> INPUT FOR THIS TASK
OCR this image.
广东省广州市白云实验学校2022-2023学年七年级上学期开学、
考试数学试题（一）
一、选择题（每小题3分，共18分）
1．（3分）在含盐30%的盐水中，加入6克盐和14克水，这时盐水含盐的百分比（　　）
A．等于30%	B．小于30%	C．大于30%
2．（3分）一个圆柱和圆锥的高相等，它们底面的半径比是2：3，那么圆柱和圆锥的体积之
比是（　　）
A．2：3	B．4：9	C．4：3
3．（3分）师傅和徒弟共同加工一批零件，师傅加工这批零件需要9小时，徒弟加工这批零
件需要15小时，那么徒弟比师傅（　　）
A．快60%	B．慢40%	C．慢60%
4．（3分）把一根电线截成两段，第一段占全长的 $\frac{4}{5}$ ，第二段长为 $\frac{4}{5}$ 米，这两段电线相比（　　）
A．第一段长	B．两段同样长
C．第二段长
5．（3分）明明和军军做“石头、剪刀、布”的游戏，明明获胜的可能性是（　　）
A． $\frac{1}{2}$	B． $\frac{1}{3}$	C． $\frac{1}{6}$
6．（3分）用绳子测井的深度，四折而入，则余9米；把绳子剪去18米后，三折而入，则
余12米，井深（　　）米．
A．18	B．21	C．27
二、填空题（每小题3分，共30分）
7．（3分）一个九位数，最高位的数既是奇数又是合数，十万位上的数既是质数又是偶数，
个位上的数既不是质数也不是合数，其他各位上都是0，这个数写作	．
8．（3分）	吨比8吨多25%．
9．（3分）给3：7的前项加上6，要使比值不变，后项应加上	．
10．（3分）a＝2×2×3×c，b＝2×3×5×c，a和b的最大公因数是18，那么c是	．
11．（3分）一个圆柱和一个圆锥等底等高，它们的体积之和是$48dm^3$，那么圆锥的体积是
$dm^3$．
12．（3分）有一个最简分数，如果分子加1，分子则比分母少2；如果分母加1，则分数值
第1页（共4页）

> EXERCISE
Spot every line that holds "frac" and copy it.

> TASK RESPONSE
4．（3分）把一根电线截成两段，第一段占全长的 $\frac{4}{5}$ ，第二段长为 $\frac{4}{5}$ 米，这两段电线相比（　　）
A． $\frac{1}{2}$	B． $\frac{1}{3}$	C． $\frac{1}{6}$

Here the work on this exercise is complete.